→ Dataset excerpt:
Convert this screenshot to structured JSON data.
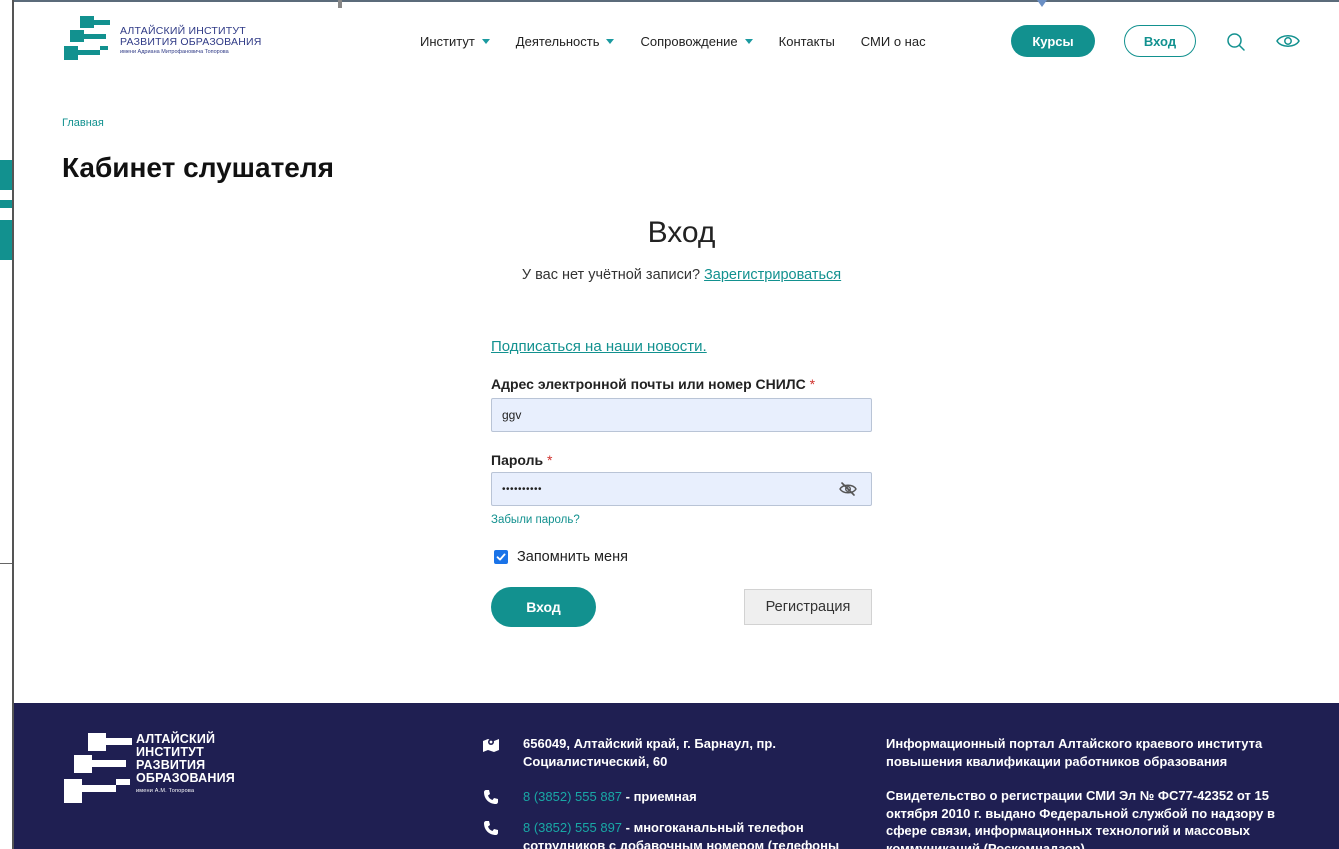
{
  "header": {
    "logo": {
      "line1": "АЛТАЙСКИЙ ИНСТИТУТ",
      "line2": "РАЗВИТИЯ ОБРАЗОВАНИЯ",
      "line3": "имени Адриана Митрофановича Топорова"
    },
    "nav": [
      {
        "label": "Институт",
        "has_dropdown": true
      },
      {
        "label": "Деятельность",
        "has_dropdown": true
      },
      {
        "label": "Сопровождение",
        "has_dropdown": true
      },
      {
        "label": "Контакты",
        "has_dropdown": false
      },
      {
        "label": "СМИ о нас",
        "has_dropdown": false
      }
    ],
    "courses_label": "Курсы",
    "login_label": "Вход",
    "search_icon": "search-icon",
    "accessibility_icon": "eye-icon"
  },
  "breadcrumb": "Главная",
  "page_title": "Кабинет слушателя",
  "login": {
    "title": "Вход",
    "no_account_text": "У вас нет учётной записи?",
    "register_link": "Зарегистрироваться",
    "subscribe_link": "Подписаться на наши новости.",
    "email_label": "Адрес электронной почты или номер СНИЛС",
    "email_value": "ggv",
    "password_label": "Пароль",
    "password_value": "••••••••••",
    "required_mark": "*",
    "forgot_link": "Забыли пароль?",
    "remember_label": "Запомнить меня",
    "remember_checked": true,
    "submit_label": "Вход",
    "register_button": "Регистрация"
  },
  "footer": {
    "logo": {
      "line1": "АЛТАЙСКИЙ",
      "line2": "ИНСТИТУТ",
      "line3": "РАЗВИТИЯ",
      "line4": "ОБРАЗОВАНИЯ",
      "line5": "имени А.М. Топорова"
    },
    "address": "656049, Алтайский край, г. Барнаул, пр. Социалистический, 60",
    "phone1_number": "8 (3852) 555 887",
    "phone1_desc": " - приемная",
    "phone2_number": "8 (3852) 555 897",
    "phone2_desc": " - многоканальный телефон сотрудников с добавочным номером (телефоны",
    "info": "Информационный портал Алтайского краевого института повышения квалификации работников образования",
    "certificate": "Свидетельство о регистрации СМИ Эл № ФС77-42352 от 15 октября 2010 г. выдано Федеральной службой по надзору в сфере связи, информационных технологий и массовых коммуникаций (Роскомнадзор)"
  },
  "colors": {
    "accent": "#12918f",
    "footer_bg": "#1f1f52",
    "input_bg": "#e8effd",
    "required": "#d0312d"
  }
}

→ TASK OBJECTIVE: Repeat all the data as it stands, dropping any images it holds.

→ WORKED SOLUTION:
Convert this screenshot to structured JSON data.
{
  "header": {
    "logo": {
      "line1": "АЛТАЙСКИЙ ИНСТИТУТ",
      "line2": "РАЗВИТИЯ ОБРАЗОВАНИЯ",
      "line3": "имени Адриана Митрофановича Топорова"
    },
    "nav": [
      {
        "label": "Институт",
        "has_dropdown": true
      },
      {
        "label": "Деятельность",
        "has_dropdown": true
      },
      {
        "label": "Сопровождение",
        "has_dropdown": true
      },
      {
        "label": "Контакты",
        "has_dropdown": false
      },
      {
        "label": "СМИ о нас",
        "has_dropdown": false
      }
    ],
    "courses_label": "Курсы",
    "login_label": "Вход",
    "search_icon": "search-icon",
    "accessibility_icon": "eye-icon"
  },
  "breadcrumb": "Главная",
  "page_title": "Кабинет слушателя",
  "login": {
    "title": "Вход",
    "no_account_text": "У вас нет учётной записи?",
    "register_link": "Зарегистрироваться",
    "subscribe_link": "Подписаться на наши новости.",
    "email_label": "Адрес электронной почты или номер СНИЛС",
    "email_value": "ggv",
    "password_label": "Пароль",
    "password_value": "••••••••••",
    "required_mark": "*",
    "forgot_link": "Забыли пароль?",
    "remember_label": "Запомнить меня",
    "remember_checked": true,
    "submit_label": "Вход",
    "register_button": "Регистрация"
  },
  "footer": {
    "logo": {
      "line1": "АЛТАЙСКИЙ",
      "line2": "ИНСТИТУТ",
      "line3": "РАЗВИТИЯ",
      "line4": "ОБРАЗОВАНИЯ",
      "line5": "имени А.М. Топорова"
    },
    "address": "656049, Алтайский край, г. Барнаул, пр. Социалистический, 60",
    "phone1_number": "8 (3852) 555 887",
    "phone1_desc": " - приемная",
    "phone2_number": "8 (3852) 555 897",
    "phone2_desc": " - многоканальный телефон сотрудников с добавочным номером (телефоны",
    "info": "Информационный портал Алтайского краевого института повышения квалификации работников образования",
    "certificate": "Свидетельство о регистрации СМИ Эл № ФС77-42352 от 15 октября 2010 г. выдано Федеральной службой по надзору в сфере связи, информационных технологий и массовых коммуникаций (Роскомнадзор)"
  },
  "colors": {
    "accent": "#12918f",
    "footer_bg": "#1f1f52",
    "input_bg": "#e8effd",
    "required": "#d0312d"
  }
}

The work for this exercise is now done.